_What the task requires_. Transcribe all of the material exactly. Any picture in it should be left out.

_Dataset entries_.
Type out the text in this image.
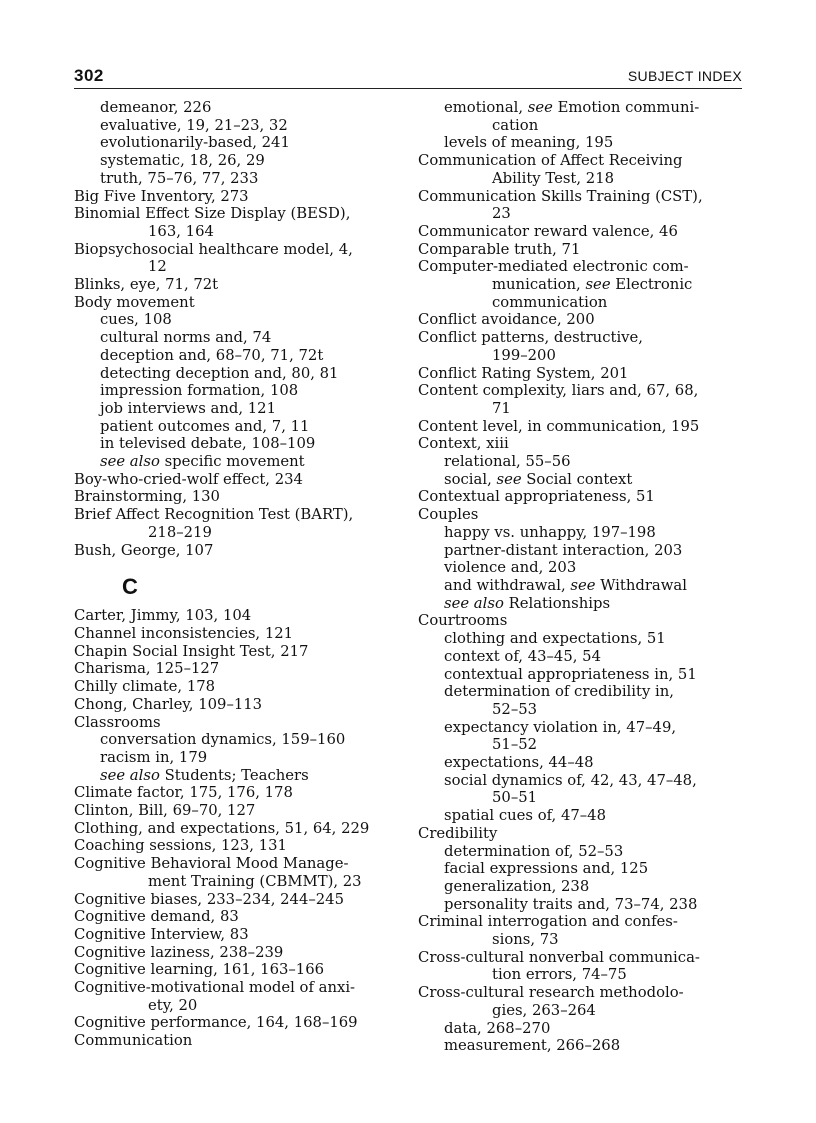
302	SUBJECT INDEX
demeanor, 226
evaluative, 19, 21–23, 32
evolutionarily-based, 241
systematic, 18, 26, 29
truth, 75–76, 77, 233
Big Five Inventory, 273
Binomial Effect Size Display (BESD),
163, 164
Biopsychosocial healthcare model, 4,
12
Blinks, eye, 71, 72t
Body movement
cues, 108
cultural norms and, 74
deception and, 68–70, 71, 72t
detecting deception and, 80, 81
impression formation, 108
job interviews and, 121
patient outcomes and, 7, 11
in televised debate, 108–109
see also specific movement
Boy-who-cried-wolf effect, 234
Brainstorming, 130
Brief Affect Recognition Test (BART),
218–219
Bush, George, 107
C
Carter, Jimmy, 103, 104
Channel inconsistencies, 121
Chapin Social Insight Test, 217
Charisma, 125–127
Chilly climate, 178
Chong, Charley, 109–113
Classrooms
conversation dynamics, 159–160
racism in, 179
see also Students; Teachers
Climate factor, 175, 176, 178
Clinton, Bill, 69–70, 127
Clothing, and expectations, 51, 64, 229
Coaching sessions, 123, 131
Cognitive Behavioral Mood Manage-
ment Training (CBMMT), 23
Cognitive biases, 233–234, 244–245
Cognitive demand, 83
Cognitive Interview, 83
Cognitive laziness, 238–239
Cognitive learning, 161, 163–166
Cognitive-motivational model of anxi-
ety, 20
Cognitive performance, 164, 168–169
Communication
emotional, see Emotion communi-
cation
levels of meaning, 195
Communication of Affect Receiving
Ability Test, 218
Communication Skills Training (CST),
23
Communicator reward valence, 46
Comparable truth, 71
Computer-mediated electronic com-
munication, see Electronic
communication
Conflict avoidance, 200
Conflict patterns, destructive,
199–200
Conflict Rating System, 201
Content complexity, liars and, 67, 68,
71
Content level, in communication, 195
Context, xiii
relational, 55–56
social, see Social context
Contextual appropriateness, 51
Couples
happy vs. unhappy, 197–198
partner-distant interaction, 203
violence and, 203
and withdrawal, see Withdrawal
see also Relationships
Courtrooms
clothing and expectations, 51
context of, 43–45, 54
contextual appropriateness in, 51
determination of credibility in,
52–53
expectancy violation in, 47–49,
51–52
expectations, 44–48
social dynamics of, 42, 43, 47–48,
50–51
spatial cues of, 47–48
Credibility
determination of, 52–53
facial expressions and, 125
generalization, 238
personality traits and, 73–74, 238
Criminal interrogation and confes-
sions, 73
Cross-cultural nonverbal communica-
tion errors, 74–75
Cross-cultural research methodolo-
gies, 263–264
data, 268–270
measurement, 266–268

_Result of this exercise_.
Type out the text in this image.
302	SUBJECT INDEX
demeanor, 226
evaluative, 19, 21–23, 32
evolutionarily-based, 241
systematic, 18, 26, 29
truth, 75–76, 77, 233
Big Five Inventory, 273
Binomial Effect Size Display (BESD),
163, 164
Biopsychosocial healthcare model, 4,
12
Blinks, eye, 71, 72t
Body movement
cues, 108
cultural norms and, 74
deception and, 68–70, 71, 72t
detecting deception and, 80, 81
impression formation, 108
job interviews and, 121
patient outcomes and, 7, 11
in televised debate, 108–109
see also specific movement
Boy-who-cried-wolf effect, 234
Brainstorming, 130
Brief Affect Recognition Test (BART),
218–219
Bush, George, 107
C
Carter, Jimmy, 103, 104
Channel inconsistencies, 121
Chapin Social Insight Test, 217
Charisma, 125–127
Chilly climate, 178
Chong, Charley, 109–113
Classrooms
conversation dynamics, 159–160
racism in, 179
see also Students; Teachers
Climate factor, 175, 176, 178
Clinton, Bill, 69–70, 127
Clothing, and expectations, 51, 64, 229
Coaching sessions, 123, 131
Cognitive Behavioral Mood Manage-
ment Training (CBMMT), 23
Cognitive biases, 233–234, 244–245
Cognitive demand, 83
Cognitive Interview, 83
Cognitive laziness, 238–239
Cognitive learning, 161, 163–166
Cognitive-motivational model of anxi-
ety, 20
Cognitive performance, 164, 168–169
Communication
emotional, see Emotion communi-
cation
levels of meaning, 195
Communication of Affect Receiving
Ability Test, 218
Communication Skills Training (CST),
23
Communicator reward valence, 46
Comparable truth, 71
Computer-mediated electronic com-
munication, see Electronic
communication
Conflict avoidance, 200
Conflict patterns, destructive,
199–200
Conflict Rating System, 201
Content complexity, liars and, 67, 68,
71
Content level, in communication, 195
Context, xiii
relational, 55–56
social, see Social context
Contextual appropriateness, 51
Couples
happy vs. unhappy, 197–198
partner-distant interaction, 203
violence and, 203
and withdrawal, see Withdrawal
see also Relationships
Courtrooms
clothing and expectations, 51
context of, 43–45, 54
contextual appropriateness in, 51
determination of credibility in,
52–53
expectancy violation in, 47–49,
51–52
expectations, 44–48
social dynamics of, 42, 43, 47–48,
50–51
spatial cues of, 47–48
Credibility
determination of, 52–53
facial expressions and, 125
generalization, 238
personality traits and, 73–74, 238
Criminal interrogation and confes-
sions, 73
Cross-cultural nonverbal communica-
tion errors, 74–75
Cross-cultural research methodolo-
gies, 263–264
data, 268–270
measurement, 266–268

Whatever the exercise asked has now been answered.